• [PROBLEM DETAILS]
Reproduce all entries verbatim, with nothing added or dropped.

• [EXTRACTED INFORMATION]
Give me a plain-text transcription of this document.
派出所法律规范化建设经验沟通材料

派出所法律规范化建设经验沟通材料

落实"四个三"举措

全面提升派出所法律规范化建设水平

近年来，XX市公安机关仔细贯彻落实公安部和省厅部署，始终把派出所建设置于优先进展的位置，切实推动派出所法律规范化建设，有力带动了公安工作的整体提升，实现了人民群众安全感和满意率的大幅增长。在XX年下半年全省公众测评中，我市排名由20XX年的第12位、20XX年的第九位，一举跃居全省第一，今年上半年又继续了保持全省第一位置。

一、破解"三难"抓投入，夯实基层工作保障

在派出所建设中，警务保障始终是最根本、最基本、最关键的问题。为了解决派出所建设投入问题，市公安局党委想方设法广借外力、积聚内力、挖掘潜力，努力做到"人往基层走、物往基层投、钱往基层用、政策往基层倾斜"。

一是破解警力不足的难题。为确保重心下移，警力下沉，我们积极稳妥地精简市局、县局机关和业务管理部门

• [PROBLEM SOLUTION]
Give me a plain-text transcription of this document.
派出所法律规范化建设经验沟通材料

派出所法律规范化建设经验沟通材料

落实"四个三"举措

全面提升派出所法律规范化建设水平

近年来，XX市公安机关仔细贯彻落实公安部和省厅部署，始终把派出所建设置于优先进展的位置，切实推动派出所法律规范化建设，有力带动了公安工作的整体提升，实现了人民群众安全感和满意率的大幅增长。在XX年下半年全省公众测评中，我市排名由20XX年的第12位、20XX年的第九位，一举跃居全省第一，今年上半年又继续了保持全省第一位置。

一、破解"三难"抓投入，夯实基层工作保障

在派出所建设中，警务保障始终是最根本、最基本、最关键的问题。为了解决派出所建设投入问题，市公安局党委想方设法广借外力、积聚内力、挖掘潜力，努力做到"人往基层走、物往基层投、钱往基层用、政策往基层倾斜"。

一是破解警力不足的难题。为确保重心下移，警力下沉，我们积极稳妥地精简市局、县局机关和业务管理部门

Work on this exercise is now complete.